• [Task] Gather all lines in the records below that include the word "Results".

• [Exercise inputs]

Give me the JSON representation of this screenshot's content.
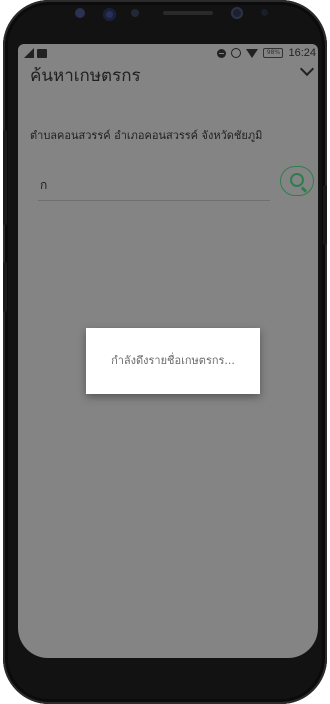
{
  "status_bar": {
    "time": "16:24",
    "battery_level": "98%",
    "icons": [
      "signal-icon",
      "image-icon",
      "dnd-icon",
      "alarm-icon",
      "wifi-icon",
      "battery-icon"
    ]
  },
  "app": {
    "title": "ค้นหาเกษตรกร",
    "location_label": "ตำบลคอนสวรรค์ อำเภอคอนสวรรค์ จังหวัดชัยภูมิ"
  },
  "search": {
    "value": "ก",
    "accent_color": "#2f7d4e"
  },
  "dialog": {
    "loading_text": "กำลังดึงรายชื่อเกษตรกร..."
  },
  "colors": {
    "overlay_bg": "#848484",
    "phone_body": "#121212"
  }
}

==

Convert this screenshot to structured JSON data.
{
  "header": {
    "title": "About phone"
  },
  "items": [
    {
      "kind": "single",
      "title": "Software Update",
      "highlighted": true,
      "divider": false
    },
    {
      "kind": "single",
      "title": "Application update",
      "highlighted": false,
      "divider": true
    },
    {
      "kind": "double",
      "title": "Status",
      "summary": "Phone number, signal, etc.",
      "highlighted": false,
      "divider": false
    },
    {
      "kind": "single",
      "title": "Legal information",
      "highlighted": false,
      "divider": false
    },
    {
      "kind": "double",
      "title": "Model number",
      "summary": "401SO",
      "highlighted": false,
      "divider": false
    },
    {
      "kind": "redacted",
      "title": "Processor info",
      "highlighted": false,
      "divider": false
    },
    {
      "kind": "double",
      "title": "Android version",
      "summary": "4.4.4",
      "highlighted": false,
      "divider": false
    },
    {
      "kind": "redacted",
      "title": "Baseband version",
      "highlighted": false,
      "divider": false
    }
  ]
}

---

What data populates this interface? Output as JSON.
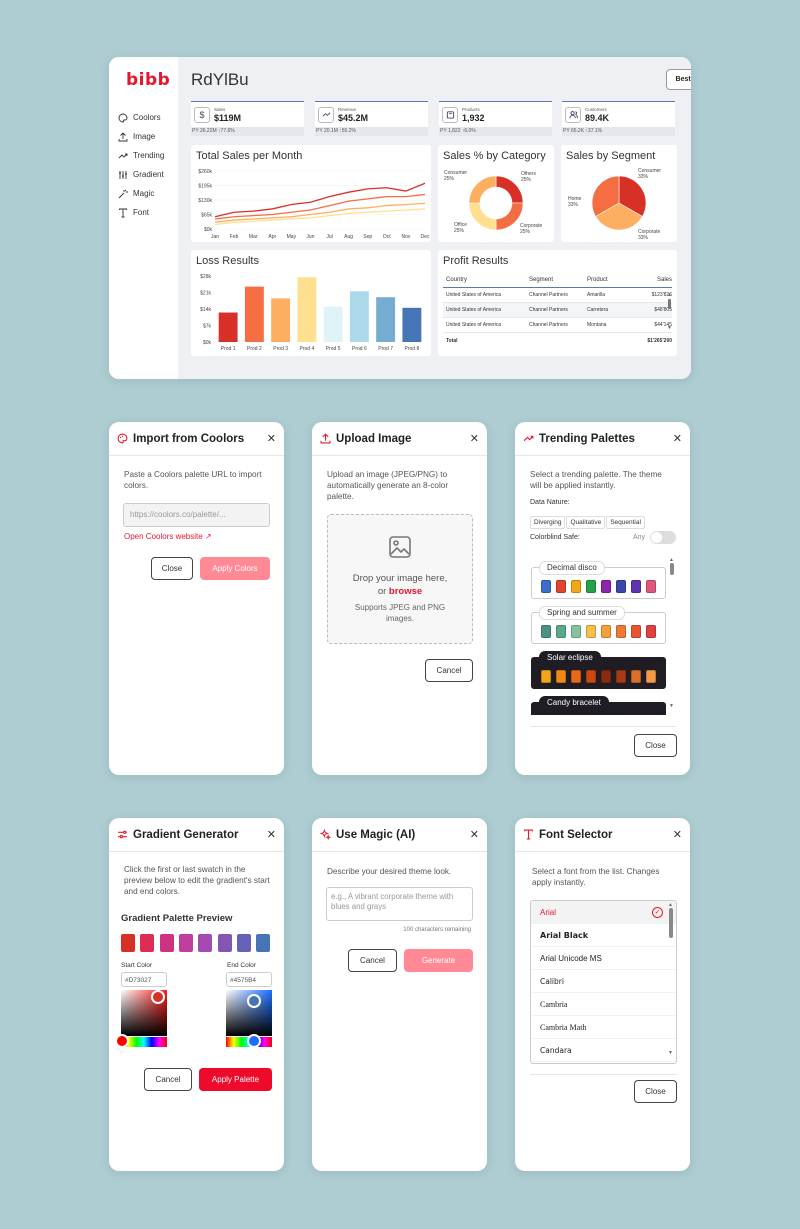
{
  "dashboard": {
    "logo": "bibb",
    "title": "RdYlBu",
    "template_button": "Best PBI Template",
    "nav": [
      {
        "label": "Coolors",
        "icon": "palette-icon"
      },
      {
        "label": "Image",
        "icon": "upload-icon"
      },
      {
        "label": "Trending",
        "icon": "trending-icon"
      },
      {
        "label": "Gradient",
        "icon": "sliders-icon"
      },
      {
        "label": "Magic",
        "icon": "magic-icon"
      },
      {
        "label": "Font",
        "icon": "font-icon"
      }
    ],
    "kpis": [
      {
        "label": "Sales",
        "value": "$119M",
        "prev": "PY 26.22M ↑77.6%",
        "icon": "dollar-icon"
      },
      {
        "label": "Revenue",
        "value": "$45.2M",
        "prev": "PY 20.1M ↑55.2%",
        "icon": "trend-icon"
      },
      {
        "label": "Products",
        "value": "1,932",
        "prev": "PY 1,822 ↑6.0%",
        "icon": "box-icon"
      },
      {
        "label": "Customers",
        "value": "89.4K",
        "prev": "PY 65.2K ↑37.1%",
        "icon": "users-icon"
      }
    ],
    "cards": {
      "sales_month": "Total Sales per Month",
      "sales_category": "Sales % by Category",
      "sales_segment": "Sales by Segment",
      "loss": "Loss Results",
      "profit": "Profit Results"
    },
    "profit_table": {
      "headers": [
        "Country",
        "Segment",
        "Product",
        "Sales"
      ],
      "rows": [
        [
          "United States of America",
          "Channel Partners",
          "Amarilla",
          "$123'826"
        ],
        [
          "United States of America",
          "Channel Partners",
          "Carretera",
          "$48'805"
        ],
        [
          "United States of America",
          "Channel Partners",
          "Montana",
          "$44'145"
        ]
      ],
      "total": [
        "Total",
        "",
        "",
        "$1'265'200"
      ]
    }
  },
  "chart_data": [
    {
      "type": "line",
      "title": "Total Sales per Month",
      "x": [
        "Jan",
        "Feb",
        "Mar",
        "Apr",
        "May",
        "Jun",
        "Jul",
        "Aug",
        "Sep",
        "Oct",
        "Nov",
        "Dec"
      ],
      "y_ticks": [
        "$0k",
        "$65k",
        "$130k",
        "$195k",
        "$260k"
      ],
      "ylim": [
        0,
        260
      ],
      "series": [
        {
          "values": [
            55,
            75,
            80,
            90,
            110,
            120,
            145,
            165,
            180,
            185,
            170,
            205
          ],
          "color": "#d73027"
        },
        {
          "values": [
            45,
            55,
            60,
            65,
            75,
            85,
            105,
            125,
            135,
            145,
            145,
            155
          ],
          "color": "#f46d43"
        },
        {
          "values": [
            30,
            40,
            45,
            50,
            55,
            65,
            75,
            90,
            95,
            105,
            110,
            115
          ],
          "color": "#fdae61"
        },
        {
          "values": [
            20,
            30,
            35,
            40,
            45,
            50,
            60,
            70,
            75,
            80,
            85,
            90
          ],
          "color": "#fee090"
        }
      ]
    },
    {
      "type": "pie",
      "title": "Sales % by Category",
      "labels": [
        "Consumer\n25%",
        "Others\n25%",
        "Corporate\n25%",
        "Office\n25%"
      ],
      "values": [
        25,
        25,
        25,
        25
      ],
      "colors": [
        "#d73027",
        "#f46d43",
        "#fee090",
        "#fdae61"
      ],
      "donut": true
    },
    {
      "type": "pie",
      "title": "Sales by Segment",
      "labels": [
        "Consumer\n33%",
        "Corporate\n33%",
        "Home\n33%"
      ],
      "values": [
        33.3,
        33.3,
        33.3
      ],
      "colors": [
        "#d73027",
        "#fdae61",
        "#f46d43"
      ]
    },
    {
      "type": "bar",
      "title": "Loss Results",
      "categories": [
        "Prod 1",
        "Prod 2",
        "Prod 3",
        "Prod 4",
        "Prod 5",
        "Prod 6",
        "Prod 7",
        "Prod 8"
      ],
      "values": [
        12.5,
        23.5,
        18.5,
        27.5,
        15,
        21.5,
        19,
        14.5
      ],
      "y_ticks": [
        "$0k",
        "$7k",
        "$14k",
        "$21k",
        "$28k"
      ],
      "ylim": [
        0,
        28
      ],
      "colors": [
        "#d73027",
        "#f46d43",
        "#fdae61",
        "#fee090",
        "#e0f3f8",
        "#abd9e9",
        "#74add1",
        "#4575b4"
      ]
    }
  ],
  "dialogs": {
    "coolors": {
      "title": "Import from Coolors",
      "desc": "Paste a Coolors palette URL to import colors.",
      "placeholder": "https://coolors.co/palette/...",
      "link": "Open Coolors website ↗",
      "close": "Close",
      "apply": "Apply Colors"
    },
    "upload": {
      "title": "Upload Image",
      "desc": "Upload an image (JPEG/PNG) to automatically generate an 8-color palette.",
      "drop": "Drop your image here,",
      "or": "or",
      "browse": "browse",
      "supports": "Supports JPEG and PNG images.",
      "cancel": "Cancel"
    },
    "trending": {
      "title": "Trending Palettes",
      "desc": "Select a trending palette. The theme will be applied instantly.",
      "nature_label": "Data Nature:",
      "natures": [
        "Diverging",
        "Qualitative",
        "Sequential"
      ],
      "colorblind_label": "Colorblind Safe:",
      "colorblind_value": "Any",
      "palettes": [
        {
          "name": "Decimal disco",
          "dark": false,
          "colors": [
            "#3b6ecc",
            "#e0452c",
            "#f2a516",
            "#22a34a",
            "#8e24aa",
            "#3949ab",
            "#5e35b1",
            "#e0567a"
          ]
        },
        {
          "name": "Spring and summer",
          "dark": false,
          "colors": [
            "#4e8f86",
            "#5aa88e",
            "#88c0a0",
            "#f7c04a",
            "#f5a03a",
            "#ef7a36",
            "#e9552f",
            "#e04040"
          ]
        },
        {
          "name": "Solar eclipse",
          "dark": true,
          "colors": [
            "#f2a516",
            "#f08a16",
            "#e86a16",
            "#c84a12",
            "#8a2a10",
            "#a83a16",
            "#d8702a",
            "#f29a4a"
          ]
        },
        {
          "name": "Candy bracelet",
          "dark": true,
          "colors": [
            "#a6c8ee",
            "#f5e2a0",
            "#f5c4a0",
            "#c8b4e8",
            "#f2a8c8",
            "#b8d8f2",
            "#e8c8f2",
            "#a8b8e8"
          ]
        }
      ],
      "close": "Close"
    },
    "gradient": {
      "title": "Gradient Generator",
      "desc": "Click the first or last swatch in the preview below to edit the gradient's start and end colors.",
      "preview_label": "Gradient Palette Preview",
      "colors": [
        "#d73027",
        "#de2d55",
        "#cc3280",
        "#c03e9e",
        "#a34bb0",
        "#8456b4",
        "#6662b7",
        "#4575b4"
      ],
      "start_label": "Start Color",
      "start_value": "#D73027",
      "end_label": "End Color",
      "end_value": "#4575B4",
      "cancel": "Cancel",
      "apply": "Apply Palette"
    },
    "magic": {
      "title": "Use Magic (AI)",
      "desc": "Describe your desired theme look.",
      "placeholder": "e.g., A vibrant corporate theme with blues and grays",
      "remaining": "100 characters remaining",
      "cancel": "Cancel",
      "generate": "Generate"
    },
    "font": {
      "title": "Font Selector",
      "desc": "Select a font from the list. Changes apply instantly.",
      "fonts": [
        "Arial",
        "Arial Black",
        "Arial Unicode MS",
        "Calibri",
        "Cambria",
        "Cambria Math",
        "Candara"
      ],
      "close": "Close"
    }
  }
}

• [The response]
      "loss": "Loss Results",
      "profit": "Profit Results"
      "title": "Loss Results",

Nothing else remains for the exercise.